Record set:
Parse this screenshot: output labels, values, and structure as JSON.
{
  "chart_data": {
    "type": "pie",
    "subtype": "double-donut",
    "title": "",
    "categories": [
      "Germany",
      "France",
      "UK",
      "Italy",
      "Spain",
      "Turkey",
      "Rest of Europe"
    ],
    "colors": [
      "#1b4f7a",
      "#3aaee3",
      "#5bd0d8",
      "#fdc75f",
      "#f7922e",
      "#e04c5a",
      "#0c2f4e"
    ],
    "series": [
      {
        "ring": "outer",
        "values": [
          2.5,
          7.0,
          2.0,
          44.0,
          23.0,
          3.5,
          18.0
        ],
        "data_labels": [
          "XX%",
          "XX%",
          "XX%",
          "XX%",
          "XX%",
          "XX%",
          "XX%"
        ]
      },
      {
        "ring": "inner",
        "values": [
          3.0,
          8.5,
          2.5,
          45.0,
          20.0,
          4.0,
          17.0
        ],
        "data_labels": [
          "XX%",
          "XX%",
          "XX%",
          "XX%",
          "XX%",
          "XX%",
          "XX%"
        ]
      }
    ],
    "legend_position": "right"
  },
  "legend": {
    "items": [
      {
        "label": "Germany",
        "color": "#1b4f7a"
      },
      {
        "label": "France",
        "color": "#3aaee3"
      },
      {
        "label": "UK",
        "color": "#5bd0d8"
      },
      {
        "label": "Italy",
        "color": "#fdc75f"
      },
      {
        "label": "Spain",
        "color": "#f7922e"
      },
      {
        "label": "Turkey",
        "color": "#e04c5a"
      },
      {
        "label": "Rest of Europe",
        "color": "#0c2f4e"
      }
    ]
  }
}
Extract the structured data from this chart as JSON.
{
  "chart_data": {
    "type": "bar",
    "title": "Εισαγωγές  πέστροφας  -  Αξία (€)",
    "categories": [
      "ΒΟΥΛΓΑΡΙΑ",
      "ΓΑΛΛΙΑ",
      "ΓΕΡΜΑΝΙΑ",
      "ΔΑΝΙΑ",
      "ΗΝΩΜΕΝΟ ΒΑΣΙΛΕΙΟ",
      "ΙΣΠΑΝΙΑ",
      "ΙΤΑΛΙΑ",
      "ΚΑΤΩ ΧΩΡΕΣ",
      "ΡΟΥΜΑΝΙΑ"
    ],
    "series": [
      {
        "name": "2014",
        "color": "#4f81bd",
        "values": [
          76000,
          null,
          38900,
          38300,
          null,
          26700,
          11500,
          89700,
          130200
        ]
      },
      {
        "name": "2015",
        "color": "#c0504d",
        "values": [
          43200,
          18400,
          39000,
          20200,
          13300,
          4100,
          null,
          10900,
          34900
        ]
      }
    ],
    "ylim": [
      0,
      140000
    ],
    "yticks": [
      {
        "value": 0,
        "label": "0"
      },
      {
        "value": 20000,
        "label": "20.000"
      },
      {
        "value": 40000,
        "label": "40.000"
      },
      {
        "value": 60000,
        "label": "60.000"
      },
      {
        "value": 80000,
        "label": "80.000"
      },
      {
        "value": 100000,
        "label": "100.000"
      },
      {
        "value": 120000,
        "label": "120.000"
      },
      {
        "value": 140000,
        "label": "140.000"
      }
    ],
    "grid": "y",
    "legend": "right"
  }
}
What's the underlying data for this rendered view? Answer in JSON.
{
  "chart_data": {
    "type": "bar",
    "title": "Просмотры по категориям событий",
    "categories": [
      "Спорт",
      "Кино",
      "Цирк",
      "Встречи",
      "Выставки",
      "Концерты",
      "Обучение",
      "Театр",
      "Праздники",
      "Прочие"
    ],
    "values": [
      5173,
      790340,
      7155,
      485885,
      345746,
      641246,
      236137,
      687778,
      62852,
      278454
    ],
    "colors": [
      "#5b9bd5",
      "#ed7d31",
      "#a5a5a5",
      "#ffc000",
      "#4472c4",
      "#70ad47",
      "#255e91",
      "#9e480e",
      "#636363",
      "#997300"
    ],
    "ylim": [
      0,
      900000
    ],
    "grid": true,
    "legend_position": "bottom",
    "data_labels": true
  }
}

Exercise: Collect each line above holding the string "right".

Answer to this task:
    "legend_position": "right"
    "legend": "right"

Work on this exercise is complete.